_DIRECTIONS FOR THIS TASK:_ Extract all of the data and reproduce it precisely.

_DATA SHOWN:_
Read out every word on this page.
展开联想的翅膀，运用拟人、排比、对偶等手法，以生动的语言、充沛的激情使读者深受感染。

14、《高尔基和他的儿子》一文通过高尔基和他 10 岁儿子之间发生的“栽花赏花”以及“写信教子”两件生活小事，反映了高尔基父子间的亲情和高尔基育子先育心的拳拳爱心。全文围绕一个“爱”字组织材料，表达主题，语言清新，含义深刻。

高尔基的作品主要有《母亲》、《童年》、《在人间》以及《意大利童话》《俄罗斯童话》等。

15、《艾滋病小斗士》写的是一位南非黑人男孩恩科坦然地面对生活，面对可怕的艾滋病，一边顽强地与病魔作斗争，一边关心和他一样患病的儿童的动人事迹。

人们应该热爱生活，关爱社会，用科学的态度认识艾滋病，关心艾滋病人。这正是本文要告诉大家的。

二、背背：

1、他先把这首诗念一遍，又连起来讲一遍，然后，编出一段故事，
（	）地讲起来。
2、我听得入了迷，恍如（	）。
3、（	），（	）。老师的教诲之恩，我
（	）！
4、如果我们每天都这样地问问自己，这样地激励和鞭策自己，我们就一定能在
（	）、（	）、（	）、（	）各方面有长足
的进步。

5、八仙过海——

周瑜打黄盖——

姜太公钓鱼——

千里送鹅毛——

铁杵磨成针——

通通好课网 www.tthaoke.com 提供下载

_TASK RESULT:_
Read out every word on this page.
展开联想的翅膀，运用拟人、排比、对偶等手法，以生动的语言、充沛的激情使读者深受感染。

14、《高尔基和他的儿子》一文通过高尔基和他 10 岁儿子之间发生的“栽花赏花”以及“写信教子”两件生活小事，反映了高尔基父子间的亲情和高尔基育子先育心的拳拳爱心。全文围绕一个“爱”字组织材料，表达主题，语言清新，含义深刻。

高尔基的作品主要有《母亲》、《童年》、《在人间》以及《意大利童话》《俄罗斯童话》等。

15、《艾滋病小斗士》写的是一位南非黑人男孩恩科坦然地面对生活，面对可怕的艾滋病，一边顽强地与病魔作斗争，一边关心和他一样患病的儿童的动人事迹。

人们应该热爱生活，关爱社会，用科学的态度认识艾滋病，关心艾滋病人。这正是本文要告诉大家的。

二、背背：

1、他先把这首诗念一遍，又连起来讲一遍，然后，编出一段故事，
（	）地讲起来。
2、我听得入了迷，恍如（	）。
3、（	），（	）。老师的教诲之恩，我
（	）！
4、如果我们每天都这样地问问自己，这样地激励和鞭策自己，我们就一定能在
（	）、（	）、（	）、（	）各方面有长足
的进步。

5、八仙过海——

周瑜打黄盖——

姜太公钓鱼——

千里送鹅毛——

铁杵磨成针——

通通好课网 www.tthaoke.com 提供下载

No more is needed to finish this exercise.